_Aim of the exercise:_
Note each line where "house" appears, and copy it.
— Start Records for this task —
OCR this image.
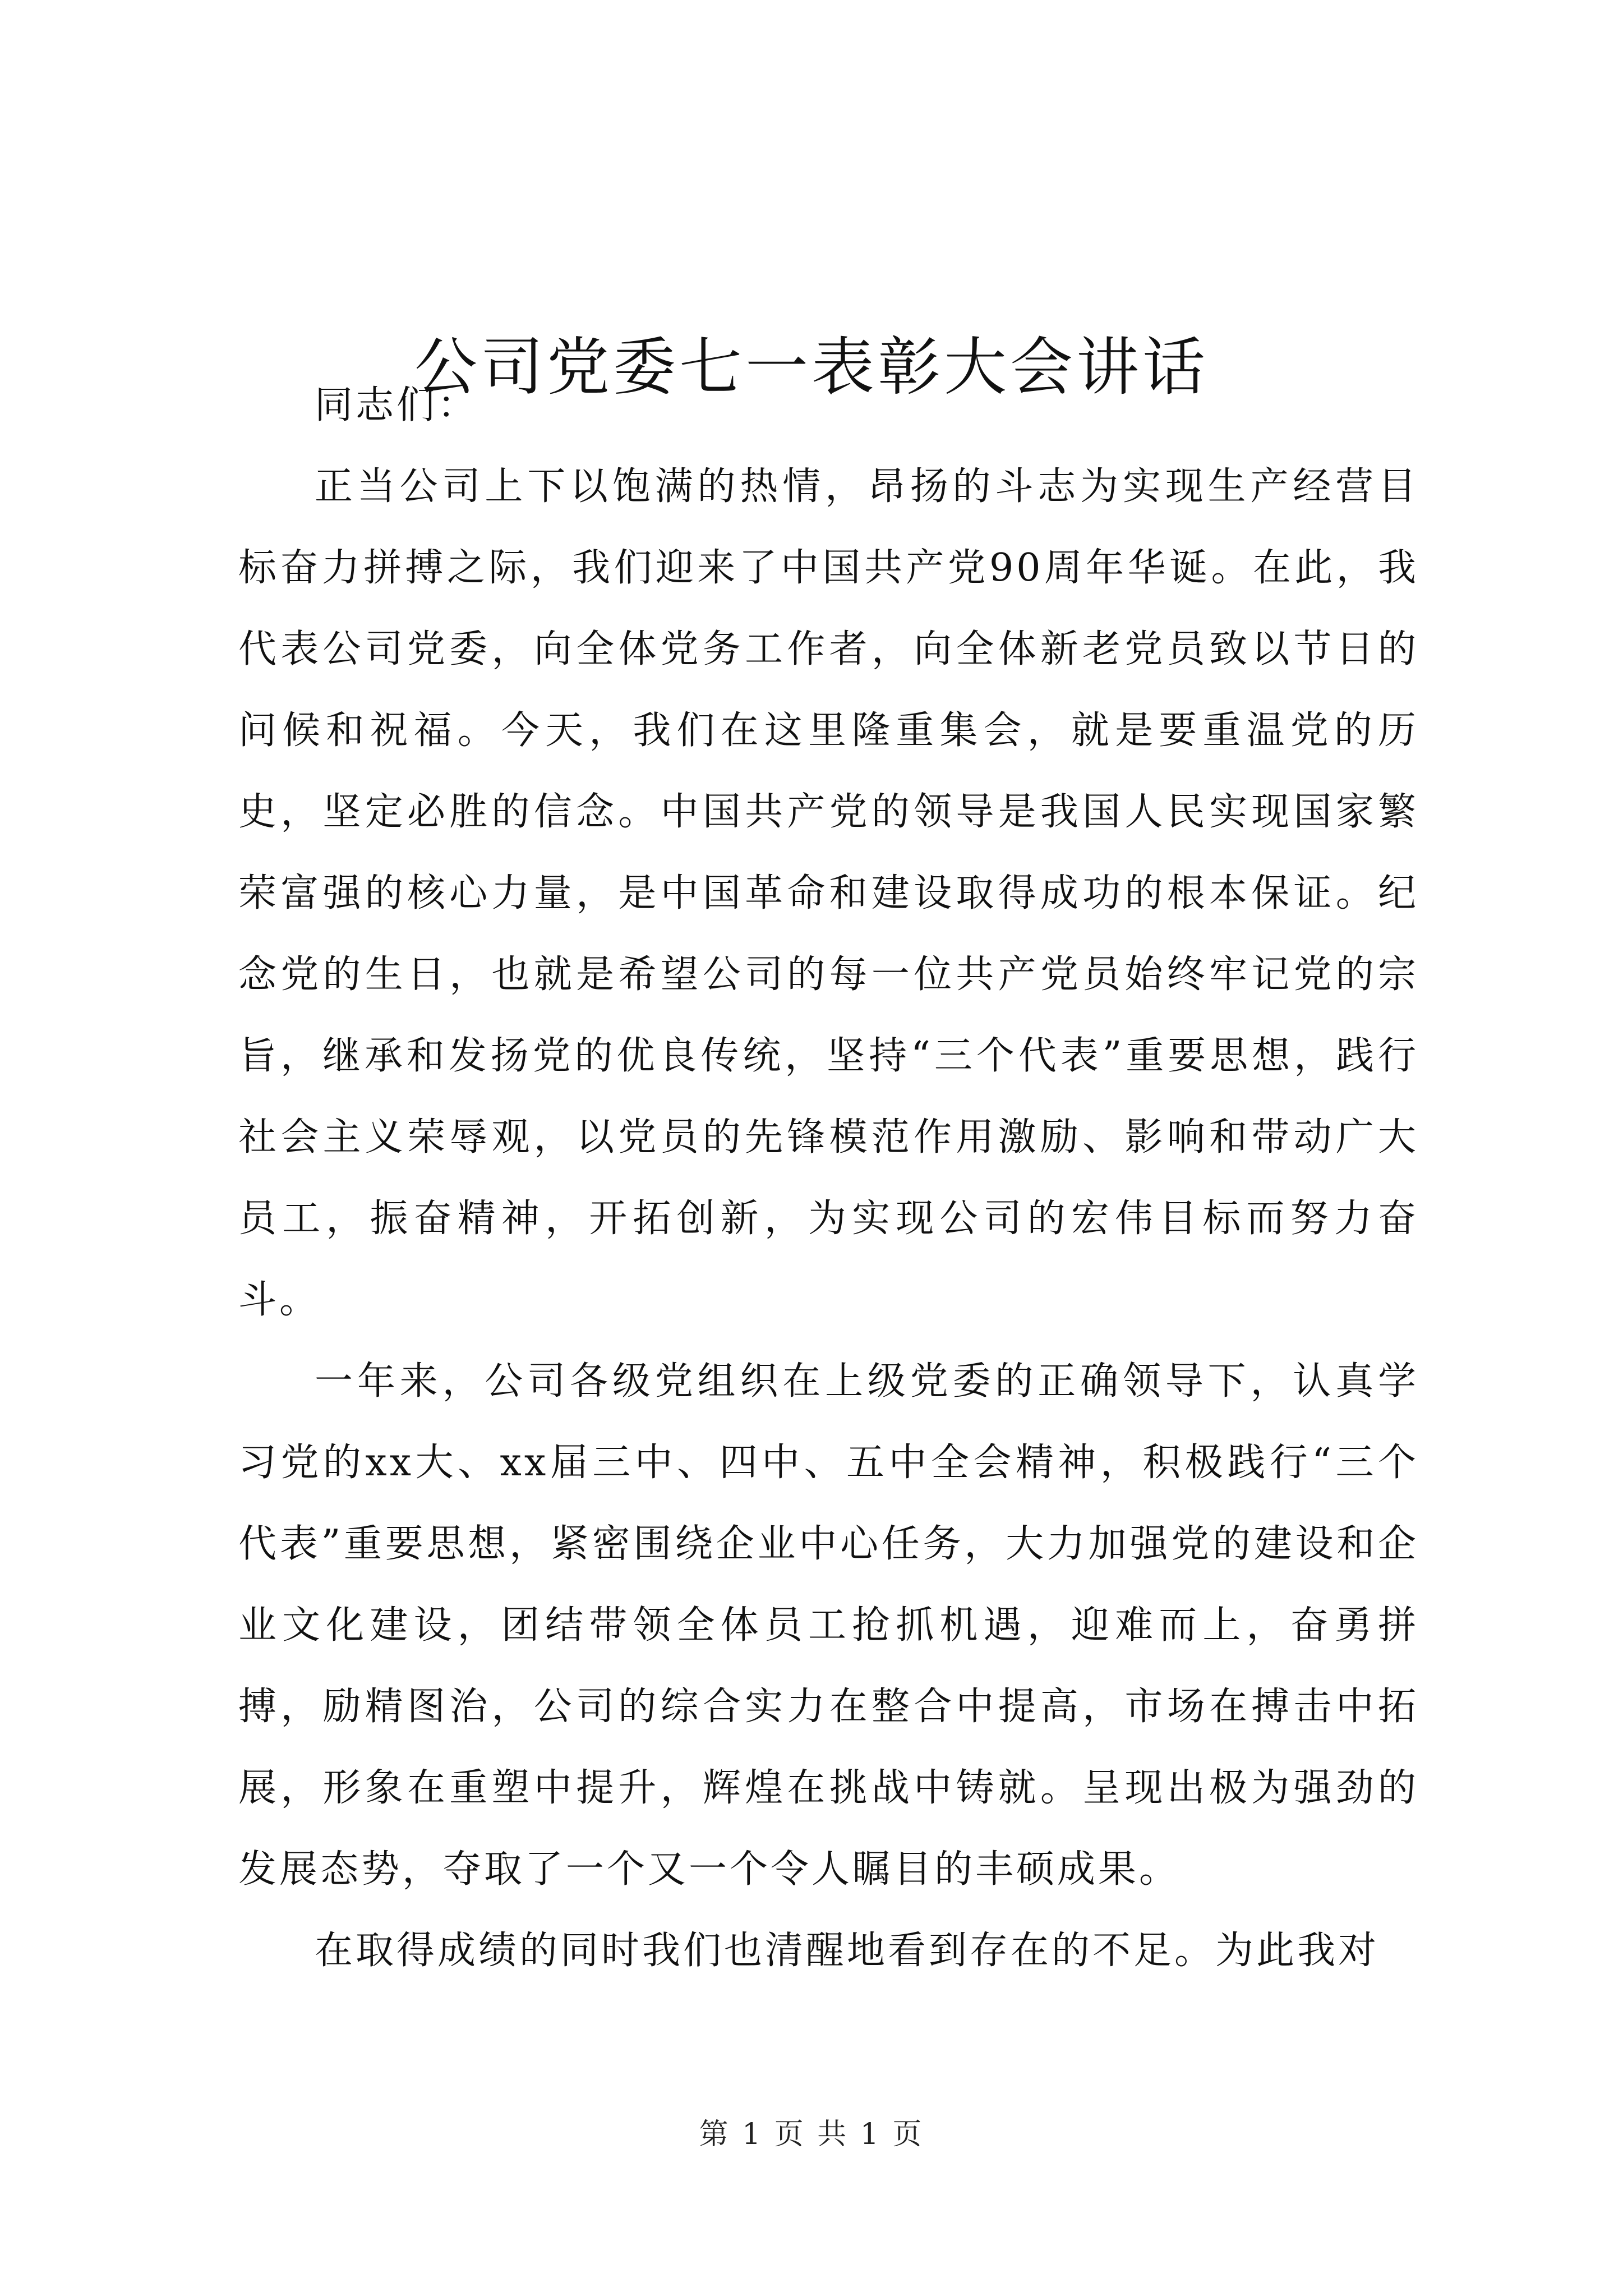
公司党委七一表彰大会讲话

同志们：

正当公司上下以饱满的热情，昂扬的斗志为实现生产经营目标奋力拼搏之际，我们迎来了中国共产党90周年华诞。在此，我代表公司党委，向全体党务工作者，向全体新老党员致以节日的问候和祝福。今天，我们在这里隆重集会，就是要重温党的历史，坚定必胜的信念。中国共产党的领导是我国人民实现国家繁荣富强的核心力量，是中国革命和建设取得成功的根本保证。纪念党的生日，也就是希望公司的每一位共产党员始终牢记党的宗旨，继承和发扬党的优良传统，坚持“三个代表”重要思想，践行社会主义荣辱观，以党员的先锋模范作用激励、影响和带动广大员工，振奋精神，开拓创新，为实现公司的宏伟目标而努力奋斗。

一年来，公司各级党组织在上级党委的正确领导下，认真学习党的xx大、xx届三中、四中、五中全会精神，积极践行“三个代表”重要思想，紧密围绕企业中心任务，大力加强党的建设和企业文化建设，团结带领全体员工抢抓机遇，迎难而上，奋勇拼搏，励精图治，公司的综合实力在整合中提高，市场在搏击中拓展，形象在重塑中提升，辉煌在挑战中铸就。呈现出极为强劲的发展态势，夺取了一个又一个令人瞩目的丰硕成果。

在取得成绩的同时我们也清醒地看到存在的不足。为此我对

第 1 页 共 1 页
— End Records for this task —
— Start Records for this task —
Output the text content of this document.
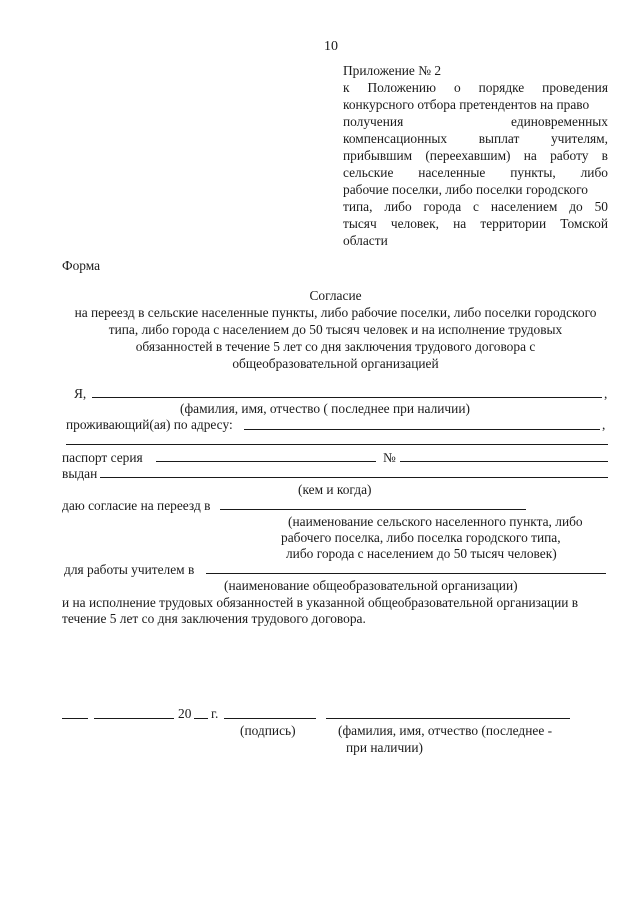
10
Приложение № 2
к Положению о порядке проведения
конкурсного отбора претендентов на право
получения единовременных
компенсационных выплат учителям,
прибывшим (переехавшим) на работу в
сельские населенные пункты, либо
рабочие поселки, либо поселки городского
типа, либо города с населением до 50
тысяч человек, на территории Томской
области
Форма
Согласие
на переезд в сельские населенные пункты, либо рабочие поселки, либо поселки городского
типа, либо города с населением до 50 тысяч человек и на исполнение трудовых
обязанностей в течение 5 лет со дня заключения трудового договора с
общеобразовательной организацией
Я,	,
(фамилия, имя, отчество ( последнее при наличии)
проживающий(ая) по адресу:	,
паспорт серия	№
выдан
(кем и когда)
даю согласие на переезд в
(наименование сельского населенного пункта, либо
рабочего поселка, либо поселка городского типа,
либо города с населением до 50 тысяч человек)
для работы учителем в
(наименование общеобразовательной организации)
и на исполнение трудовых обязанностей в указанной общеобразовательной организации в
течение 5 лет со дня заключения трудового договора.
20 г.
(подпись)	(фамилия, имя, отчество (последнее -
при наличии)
— End Records for this task —
— Start Records for this task —
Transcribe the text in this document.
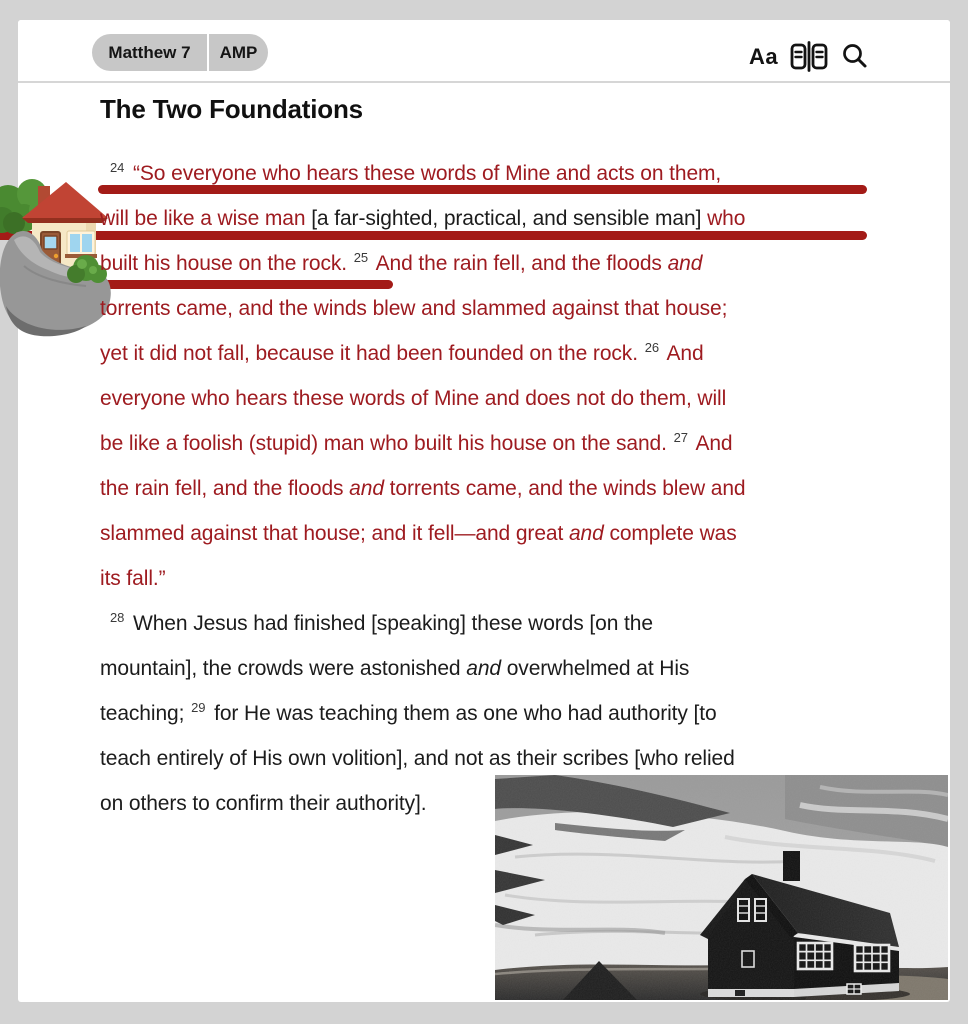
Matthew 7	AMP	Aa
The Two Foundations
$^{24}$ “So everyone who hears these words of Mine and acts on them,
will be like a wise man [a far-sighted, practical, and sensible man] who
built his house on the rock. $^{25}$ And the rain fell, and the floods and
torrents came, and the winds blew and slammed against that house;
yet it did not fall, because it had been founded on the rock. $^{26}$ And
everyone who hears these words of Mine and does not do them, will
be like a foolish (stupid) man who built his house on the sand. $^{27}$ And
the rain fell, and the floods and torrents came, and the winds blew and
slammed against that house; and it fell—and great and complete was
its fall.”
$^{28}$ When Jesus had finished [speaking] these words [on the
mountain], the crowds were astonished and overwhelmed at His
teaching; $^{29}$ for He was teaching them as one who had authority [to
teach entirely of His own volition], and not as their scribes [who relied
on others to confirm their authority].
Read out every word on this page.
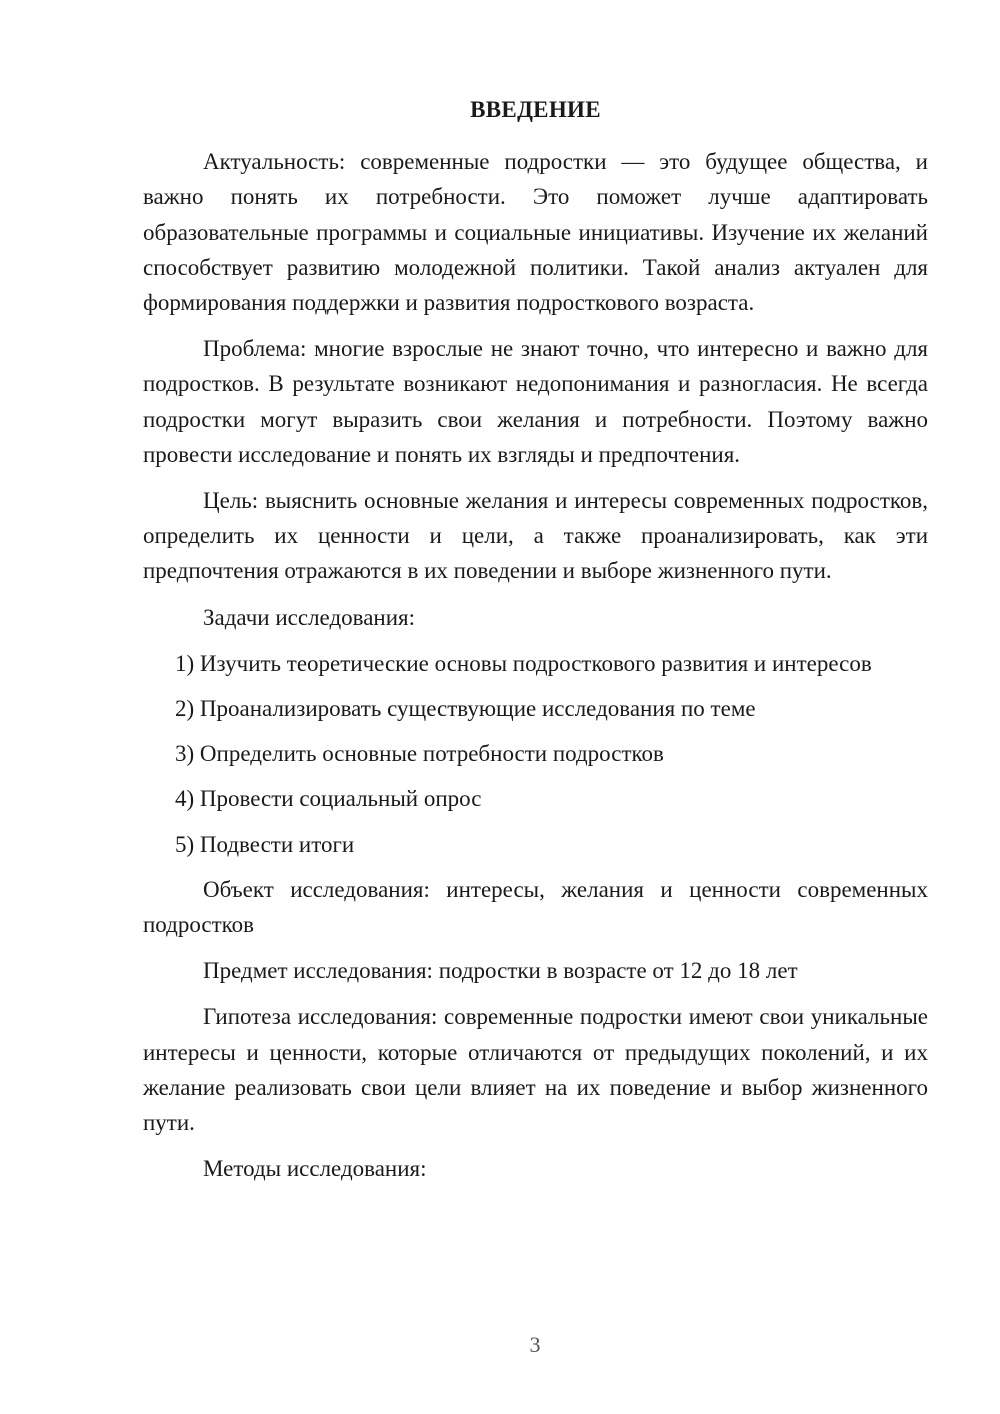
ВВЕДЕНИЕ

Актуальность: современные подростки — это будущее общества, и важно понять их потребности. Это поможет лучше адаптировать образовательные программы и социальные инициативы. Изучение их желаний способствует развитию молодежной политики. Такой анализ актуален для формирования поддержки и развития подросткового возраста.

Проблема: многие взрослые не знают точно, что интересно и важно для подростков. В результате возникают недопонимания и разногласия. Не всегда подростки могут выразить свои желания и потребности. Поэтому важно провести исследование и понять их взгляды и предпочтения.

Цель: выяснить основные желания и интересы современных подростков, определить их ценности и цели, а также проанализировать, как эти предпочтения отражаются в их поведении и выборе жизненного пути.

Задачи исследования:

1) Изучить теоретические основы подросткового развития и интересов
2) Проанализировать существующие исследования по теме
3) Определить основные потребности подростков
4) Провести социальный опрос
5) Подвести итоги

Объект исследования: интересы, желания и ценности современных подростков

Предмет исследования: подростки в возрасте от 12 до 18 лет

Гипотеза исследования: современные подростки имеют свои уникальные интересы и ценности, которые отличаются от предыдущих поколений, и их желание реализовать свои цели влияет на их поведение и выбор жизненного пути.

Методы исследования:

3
— End Records for this task —
_Answer to this task:_
built his house on the rock. $^{25}$ And the rain fell, and the floods and
torrents came, and the winds blew and slammed against that house;
be like a foolish (stupid) man who built his house on the sand. $^{27}$ And
slammed against that house; and it fell—and great and complete was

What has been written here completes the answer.